## Written instruction
Do not include the pictures; repeat the rest of the data exactly.

## Records for this task
──────────

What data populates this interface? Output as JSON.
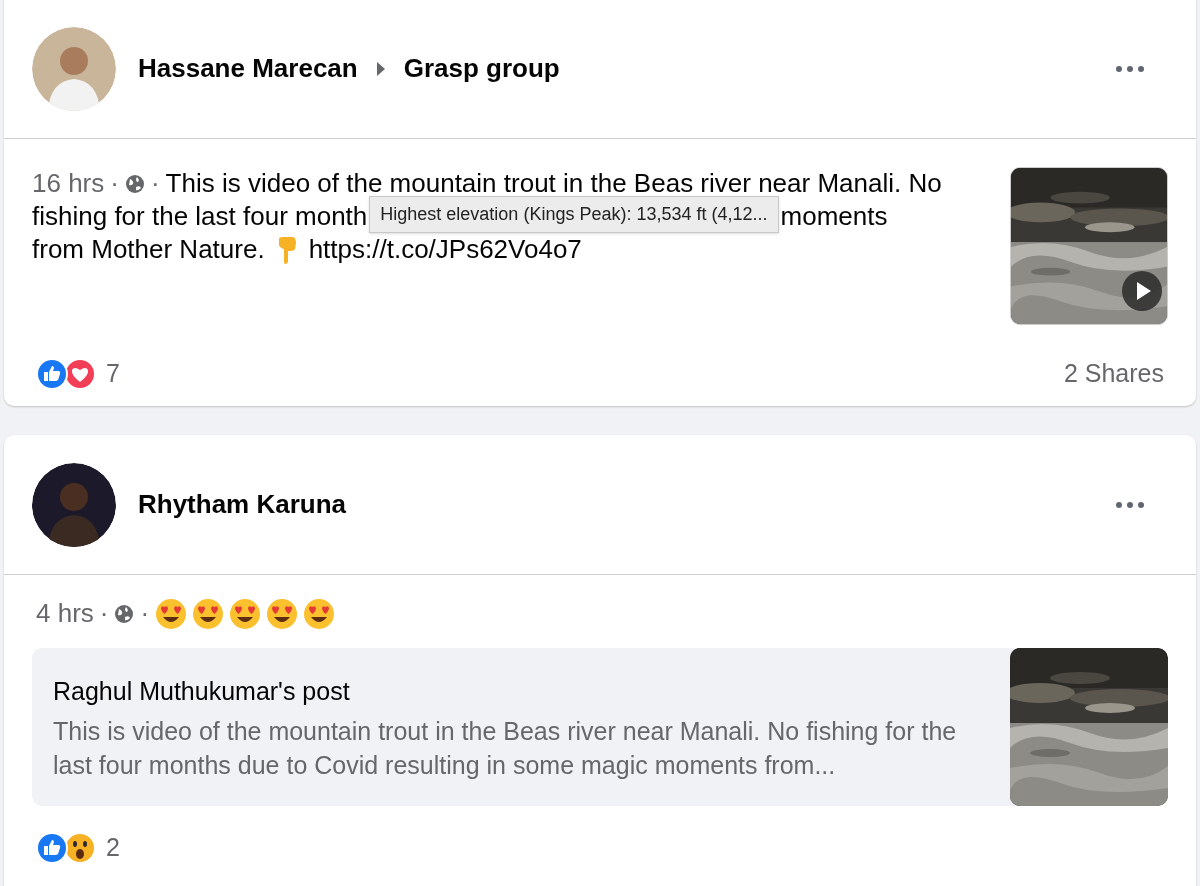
{
  "posts": [
    {
      "author": "Hassane Marecan",
      "group": "Grasp group",
      "time": "16 hrs",
      "dot": "·",
      "lines": [
        [
          {
            "kind": "text",
            "text": "This is video of the mountain trout in the Beas river near Manali. No"
          }
        ],
        [
          {
            "kind": "text",
            "text": "fishing for the last four month"
          },
          {
            "kind": "tooltip",
            "text": "Highest elevation (Kings Peak): 13,534 ft (4,12..."
          },
          {
            "kind": "text",
            "text": "moments"
          }
        ],
        [
          {
            "kind": "text",
            "text": "from Mother Nature."
          },
          {
            "kind": "emoji"
          },
          {
            "kind": "text",
            "text": "https://t.co/JPs62Vo4o7"
          }
        ]
      ],
      "media": {
        "kind": "video"
      },
      "reactions": [
        {
          "kind": "like"
        },
        {
          "kind": "love"
        }
      ],
      "reaction_count": "7",
      "shares": "2 Shares"
    },
    {
      "author": "Rhytham Karuna",
      "time": "4 hrs",
      "dot": "·",
      "emojis": [
        {
          "kind": "heart-eyes"
        },
        {
          "kind": "heart-eyes"
        },
        {
          "kind": "heart-eyes"
        },
        {
          "kind": "heart-eyes"
        },
        {
          "kind": "heart-eyes"
        }
      ],
      "shared": {
        "title": "Raghul Muthukumar's post",
        "excerpt": "This is video of the mountain trout in the Beas river near Manali. No fishing for the last four months due to Covid resulting in some magic moments from..."
      },
      "reactions": [
        {
          "kind": "like"
        },
        {
          "kind": "wow"
        }
      ],
      "reaction_count": "2"
    }
  ]
}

──────────

## Answer for the task
What data populates this interface? Output as JSON.
{
  "posts": [
    {
      "author": "Hassane Marecan",
      "group": "Grasp group",
      "time": "16 hrs",
      "dot": "·",
      "lines": [
        [
          {
            "kind": "text",
            "text": "This is video of the mountain trout in the Beas river near Manali. No"
          }
        ],
        [
          {
            "kind": "text",
            "text": "fishing for the last four month"
          },
          {
            "kind": "tooltip",
            "text": "Highest elevation (Kings Peak): 13,534 ft (4,12..."
          },
          {
            "kind": "text",
            "text": "moments"
          }
        ],
        [
          {
            "kind": "text",
            "text": "from Mother Nature."
          },
          {
            "kind": "emoji"
          },
          {
            "kind": "text",
            "text": "https://t.co/JPs62Vo4o7"
          }
        ]
      ],
      "media": {
        "kind": "video"
      },
      "reactions": [
        {
          "kind": "like"
        },
        {
          "kind": "love"
        }
      ],
      "reaction_count": "7",
      "shares": "2 Shares"
    },
    {
      "author": "Rhytham Karuna",
      "time": "4 hrs",
      "dot": "·",
      "emojis": [
        {
          "kind": "heart-eyes"
        },
        {
          "kind": "heart-eyes"
        },
        {
          "kind": "heart-eyes"
        },
        {
          "kind": "heart-eyes"
        },
        {
          "kind": "heart-eyes"
        }
      ],
      "shared": {
        "title": "Raghul Muthukumar's post",
        "excerpt": "This is video of the mountain trout in the Beas river near Manali. No fishing for the last four months due to Covid resulting in some magic moments from..."
      },
      "reactions": [
        {
          "kind": "like"
        },
        {
          "kind": "wow"
        }
      ],
      "reaction_count": "2"
    }
  ]
}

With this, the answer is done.